Copy out each line exactly; pictures stay out of the copy.

§ **DATA SECTION**
>> START

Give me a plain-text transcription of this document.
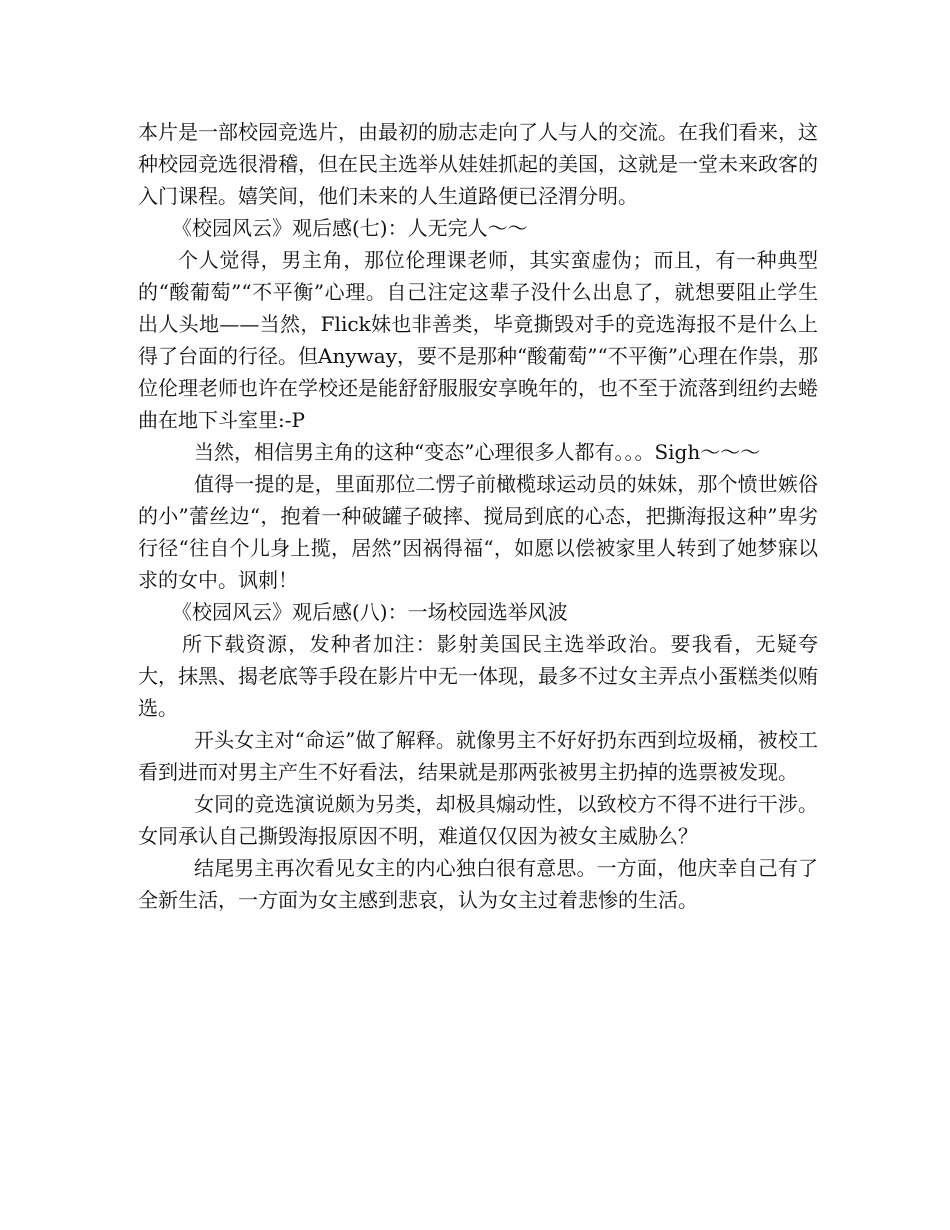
本片是一部校园竞选片，由最初的励志走向了人与人的交流。在我们看来，这种校园竞选很滑稽，但在民主选举从娃娃抓起的美国，这就是一堂未来政客的入门课程。嬉笑间，他们未来的人生道路便已泾渭分明。

《校园风云》观后感(七)：人无完人～～

个人觉得，男主角，那位伦理课老师，其实蛮虚伪；而且，有一种典型的“酸葡萄”“不平衡”心理。自己注定这辈子没什么出息了，就想要阻止学生出人头地——当然，Flick妹也非善类，毕竟撕毁对手的竞选海报不是什么上得了台面的行径。但Anyway，要不是那种“酸葡萄”“不平衡”心理在作祟，那位伦理老师也许在学校还是能舒舒服服安享晚年的，也不至于流落到纽约去蜷曲在地下斗室里:-P

当然，相信男主角的这种“变态”心理很多人都有。。。Sigh～～～

值得一提的是，里面那位二愣子前橄榄球运动员的妹妹，那个愤世嫉俗的小”蕾丝边“，抱着一种破罐子破摔、搅局到底的心态，把撕海报这种”卑劣行径“往自个儿身上揽，居然”因祸得福“，如愿以偿被家里人转到了她梦寐以求的女中。讽刺！

《校园风云》观后感(八)：一场校园选举风波

所下载资源，发种者加注：影射美国民主选举政治。要我看，无疑夸大，抹黑、揭老底等手段在影片中无一体现，最多不过女主弄点小蛋糕类似贿选。

开头女主对“命运”做了解释。就像男主不好好扔东西到垃圾桶，被校工看到进而对男主产生不好看法，结果就是那两张被男主扔掉的选票被发现。

女同的竞选演说颇为另类，却极具煽动性，以致校方不得不进行干涉。女同承认自己撕毁海报原因不明，难道仅仅因为被女主威胁么？

结尾男主再次看见女主的内心独白很有意思。一方面，他庆幸自己有了全新生活，一方面为女主感到悲哀，认为女主过着悲惨的生活。
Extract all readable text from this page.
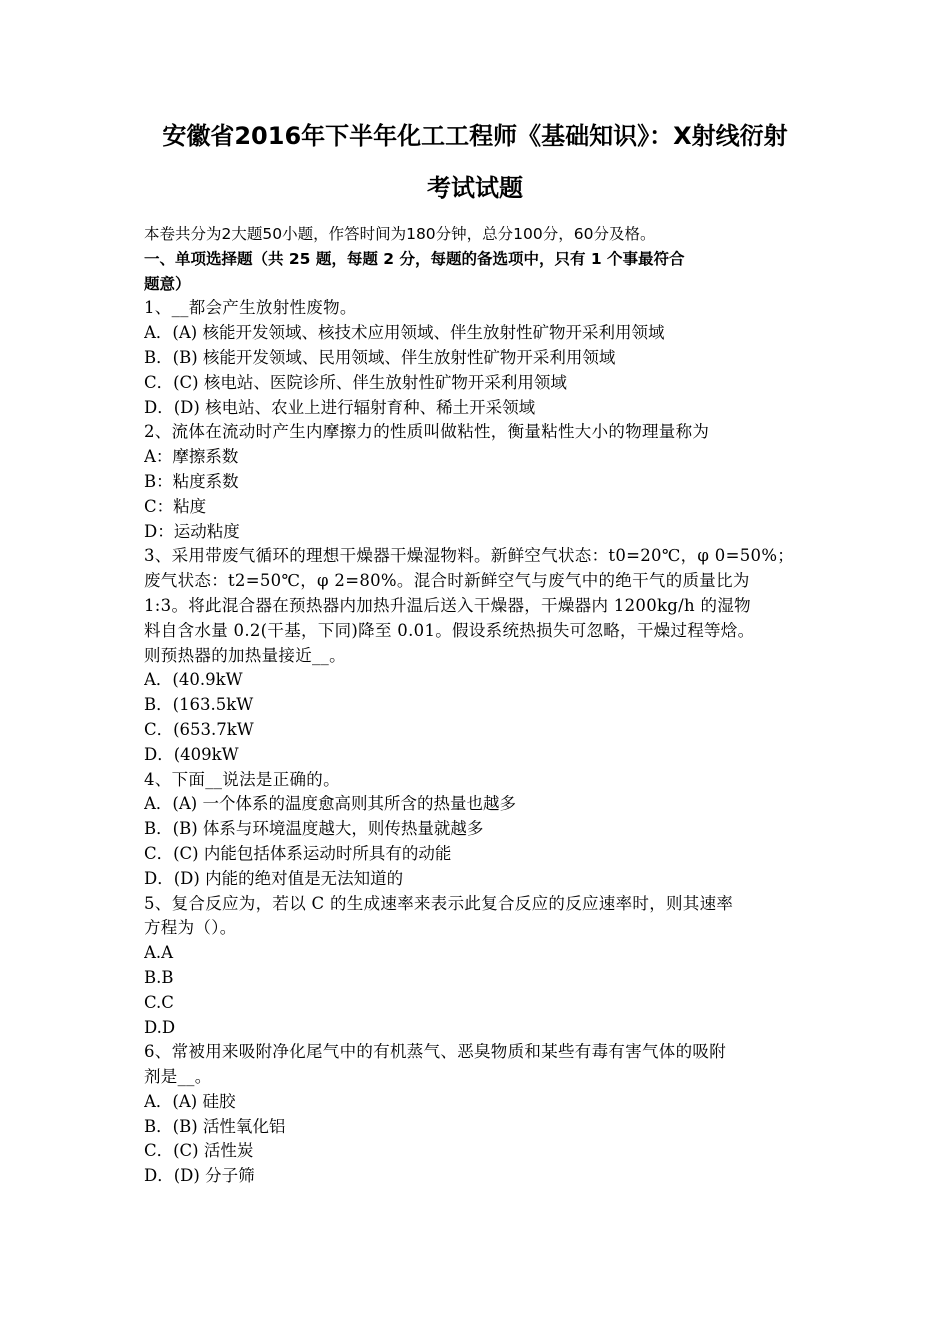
安徽省2016年下半年化工工程师《基础知识》：X射线衍射
考试试题
本卷共分为2大题50小题，作答时间为180分钟，总分100分，60分及格。
一、单项选择题（共 25 题，每题 2 分，每题的备选项中，只有 1 个事最符合
题意）
1、__都会产生放射性废物。
A．(A) 核能开发领域、核技术应用领域、伴生放射性矿物开采利用领域
B．(B) 核能开发领域、民用领域、伴生放射性矿物开采利用领域
C．(C) 核电站、医院诊所、伴生放射性矿物开采利用领域
D．(D) 核电站、农业上进行辐射育种、稀土开采领域
2、流体在流动时产生内摩擦力的性质叫做粘性，衡量粘性大小的物理量称为
A：摩擦系数
B：粘度系数
C：粘度
D：运动粘度
3、采用带废气循环的理想干燥器干燥湿物料。新鲜空气状态：t0=20℃，φ 0=50%；
废气状态：t2=50℃，φ 2=80%。混合时新鲜空气与废气中的绝干气的质量比为
1:3。将此混合器在预热器内加热升温后送入干燥器，干燥器内 1200kg/h 的湿物
料自含水量 0.2(干基，下同)降至 0.01。假设系统热损失可忽略，干燥过程等焓。
则预热器的加热量接近__。
A．(40.9kW
B．(163.5kW
C．(653.7kW
D．(409kW
4、下面__说法是正确的。
A．(A) 一个体系的温度愈高则其所含的热量也越多
B．(B) 体系与环境温度越大，则传热量就越多
C．(C) 内能包括体系运动时所具有的动能
D．(D) 内能的绝对值是无法知道的
5、复合反应为，若以 C 的生成速率来表示此复合反应的反应速率时，则其速率
方程为（）。
A.A
B.B
C.C
D.D
6、常被用来吸附净化尾气中的有机蒸气、恶臭物质和某些有毒有害气体的吸附
剂是__。
A．(A) 硅胶
B．(B) 活性氧化铝
C．(C) 活性炭
D．(D) 分子筛
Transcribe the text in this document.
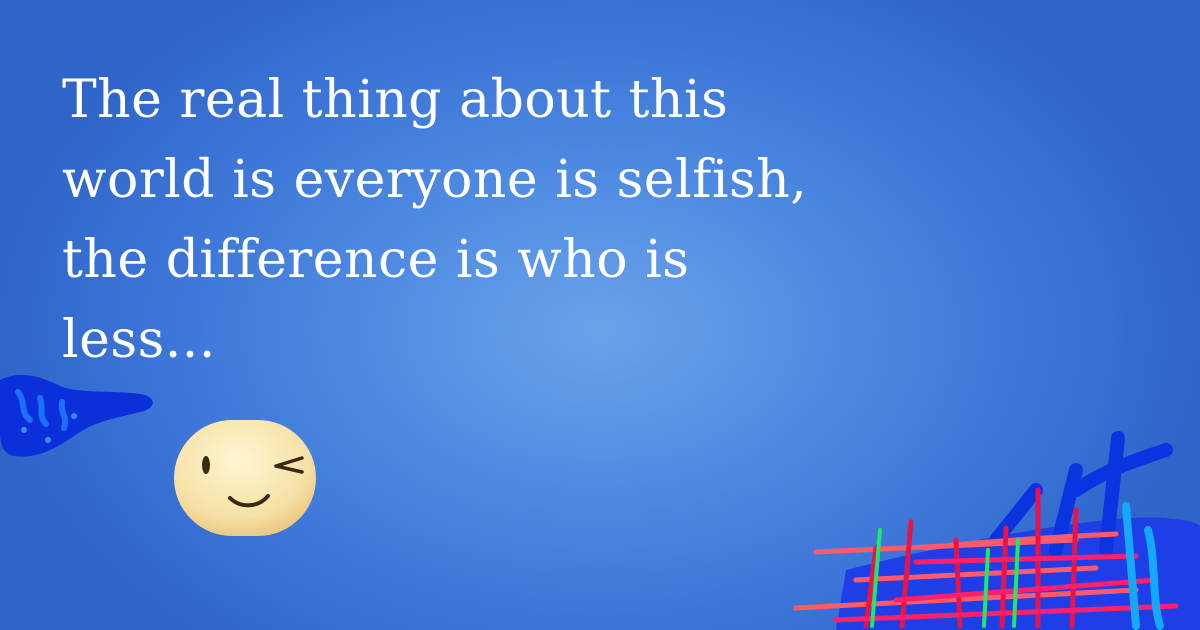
The real thing about this
world is everyone is selfish,
the difference is who is
less...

>> END

§ **PROBLEM SOLUTION**
Give me a plain-text transcription of this document.
本片是一部校园竞选片，由最初的励志走向了人与人的交流。在我们看来，这种校园竞选很滑稽，但在民主选举从娃娃抓起的美国，这就是一堂未来政客的入门课程。嬉笑间，他们未来的人生道路便已泾渭分明。

《校园风云》观后感(七)：人无完人～～

个人觉得，男主角，那位伦理课老师，其实蛮虚伪；而且，有一种典型的“酸葡萄”“不平衡”心理。自己注定这辈子没什么出息了，就想要阻止学生出人头地——当然，Flick妹也非善类，毕竟撕毁对手的竞选海报不是什么上得了台面的行径。但Anyway，要不是那种“酸葡萄”“不平衡”心理在作祟，那位伦理老师也许在学校还是能舒舒服服安享晚年的，也不至于流落到纽约去蜷曲在地下斗室里:-P

当然，相信男主角的这种“变态”心理很多人都有。。。Sigh～～～

值得一提的是，里面那位二愣子前橄榄球运动员的妹妹，那个愤世嫉俗的小”蕾丝边“，抱着一种破罐子破摔、搅局到底的心态，把撕海报这种”卑劣行径“往自个儿身上揽，居然”因祸得福“，如愿以偿被家里人转到了她梦寐以求的女中。讽刺！

《校园风云》观后感(八)：一场校园选举风波

所下载资源，发种者加注：影射美国民主选举政治。要我看，无疑夸大，抹黑、揭老底等手段在影片中无一体现，最多不过女主弄点小蛋糕类似贿选。

开头女主对“命运”做了解释。就像男主不好好扔东西到垃圾桶，被校工看到进而对男主产生不好看法，结果就是那两张被男主扔掉的选票被发现。

女同的竞选演说颇为另类，却极具煽动性，以致校方不得不进行干涉。女同承认自己撕毁海报原因不明，难道仅仅因为被女主威胁么？

结尾男主再次看见女主的内心独白很有意思。一方面，他庆幸自己有了全新生活，一方面为女主感到悲哀，认为女主过着悲惨的生活。
Extract all readable text from this page.
安徽省2016年下半年化工工程师《基础知识》：X射线衍射
考试试题
本卷共分为2大题50小题，作答时间为180分钟，总分100分，60分及格。
一、单项选择题（共 25 题，每题 2 分，每题的备选项中，只有 1 个事最符合
题意）
1、__都会产生放射性废物。
A．(A) 核能开发领域、核技术应用领域、伴生放射性矿物开采利用领域
B．(B) 核能开发领域、民用领域、伴生放射性矿物开采利用领域
C．(C) 核电站、医院诊所、伴生放射性矿物开采利用领域
D．(D) 核电站、农业上进行辐射育种、稀土开采领域
2、流体在流动时产生内摩擦力的性质叫做粘性，衡量粘性大小的物理量称为
A：摩擦系数
B：粘度系数
C：粘度
D：运动粘度
3、采用带废气循环的理想干燥器干燥湿物料。新鲜空气状态：t0=20℃，φ 0=50%；
废气状态：t2=50℃，φ 2=80%。混合时新鲜空气与废气中的绝干气的质量比为
1:3。将此混合器在预热器内加热升温后送入干燥器，干燥器内 1200kg/h 的湿物
料自含水量 0.2(干基，下同)降至 0.01。假设系统热损失可忽略，干燥过程等焓。
则预热器的加热量接近__。
A．(40.9kW
B．(163.5kW
C．(653.7kW
D．(409kW
4、下面__说法是正确的。
A．(A) 一个体系的温度愈高则其所含的热量也越多
B．(B) 体系与环境温度越大，则传热量就越多
C．(C) 内能包括体系运动时所具有的动能
D．(D) 内能的绝对值是无法知道的
5、复合反应为，若以 C 的生成速率来表示此复合反应的反应速率时，则其速率
方程为（）。
A.A
B.B
C.C
D.D
6、常被用来吸附净化尾气中的有机蒸气、恶臭物质和某些有毒有害气体的吸附
剂是__。
A．(A) 硅胶
B．(B) 活性氧化铝
C．(C) 活性炭
D．(D) 分子筛
Transcribe the text in this document.
The real thing about this
world is everyone is selfish,
the difference is who is
less...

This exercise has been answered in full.